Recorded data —
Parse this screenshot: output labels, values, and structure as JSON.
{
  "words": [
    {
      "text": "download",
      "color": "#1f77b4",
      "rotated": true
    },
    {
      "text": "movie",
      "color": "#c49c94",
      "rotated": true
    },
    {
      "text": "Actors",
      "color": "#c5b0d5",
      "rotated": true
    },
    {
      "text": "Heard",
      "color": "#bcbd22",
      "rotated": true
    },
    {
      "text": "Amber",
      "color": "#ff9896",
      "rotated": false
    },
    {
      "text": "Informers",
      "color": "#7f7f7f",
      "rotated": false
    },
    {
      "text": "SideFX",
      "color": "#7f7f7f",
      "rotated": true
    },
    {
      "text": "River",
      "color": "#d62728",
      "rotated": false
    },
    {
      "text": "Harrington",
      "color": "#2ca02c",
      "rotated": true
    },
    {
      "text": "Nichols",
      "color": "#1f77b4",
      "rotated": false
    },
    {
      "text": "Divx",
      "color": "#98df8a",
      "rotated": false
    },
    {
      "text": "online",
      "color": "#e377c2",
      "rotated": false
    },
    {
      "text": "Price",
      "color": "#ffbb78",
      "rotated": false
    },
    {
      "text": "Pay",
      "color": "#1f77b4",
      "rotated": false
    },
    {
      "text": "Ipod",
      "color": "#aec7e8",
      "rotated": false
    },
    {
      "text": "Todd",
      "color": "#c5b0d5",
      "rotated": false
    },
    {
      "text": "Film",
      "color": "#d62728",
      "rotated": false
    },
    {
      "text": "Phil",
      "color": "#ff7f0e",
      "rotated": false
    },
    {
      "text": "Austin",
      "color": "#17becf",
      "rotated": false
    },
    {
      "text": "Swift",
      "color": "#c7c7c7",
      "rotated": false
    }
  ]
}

TO BE DONE — Above are some records; extract every one of them exactly.

FINAL RESULT —
Parse this screenshot: output labels, values, and structure as JSON.
{
  "words": [
    {
      "text": "download",
      "color": "#1f77b4",
      "rotated": true
    },
    {
      "text": "movie",
      "color": "#c49c94",
      "rotated": true
    },
    {
      "text": "Actors",
      "color": "#c5b0d5",
      "rotated": true
    },
    {
      "text": "Heard",
      "color": "#bcbd22",
      "rotated": true
    },
    {
      "text": "Amber",
      "color": "#ff9896",
      "rotated": false
    },
    {
      "text": "Informers",
      "color": "#7f7f7f",
      "rotated": false
    },
    {
      "text": "SideFX",
      "color": "#7f7f7f",
      "rotated": true
    },
    {
      "text": "River",
      "color": "#d62728",
      "rotated": false
    },
    {
      "text": "Harrington",
      "color": "#2ca02c",
      "rotated": true
    },
    {
      "text": "Nichols",
      "color": "#1f77b4",
      "rotated": false
    },
    {
      "text": "Divx",
      "color": "#98df8a",
      "rotated": false
    },
    {
      "text": "online",
      "color": "#e377c2",
      "rotated": false
    },
    {
      "text": "Price",
      "color": "#ffbb78",
      "rotated": false
    },
    {
      "text": "Pay",
      "color": "#1f77b4",
      "rotated": false
    },
    {
      "text": "Ipod",
      "color": "#aec7e8",
      "rotated": false
    },
    {
      "text": "Todd",
      "color": "#c5b0d5",
      "rotated": false
    },
    {
      "text": "Film",
      "color": "#d62728",
      "rotated": false
    },
    {
      "text": "Phil",
      "color": "#ff7f0e",
      "rotated": false
    },
    {
      "text": "Austin",
      "color": "#17becf",
      "rotated": false
    },
    {
      "text": "Swift",
      "color": "#c7c7c7",
      "rotated": false
    }
  ]
}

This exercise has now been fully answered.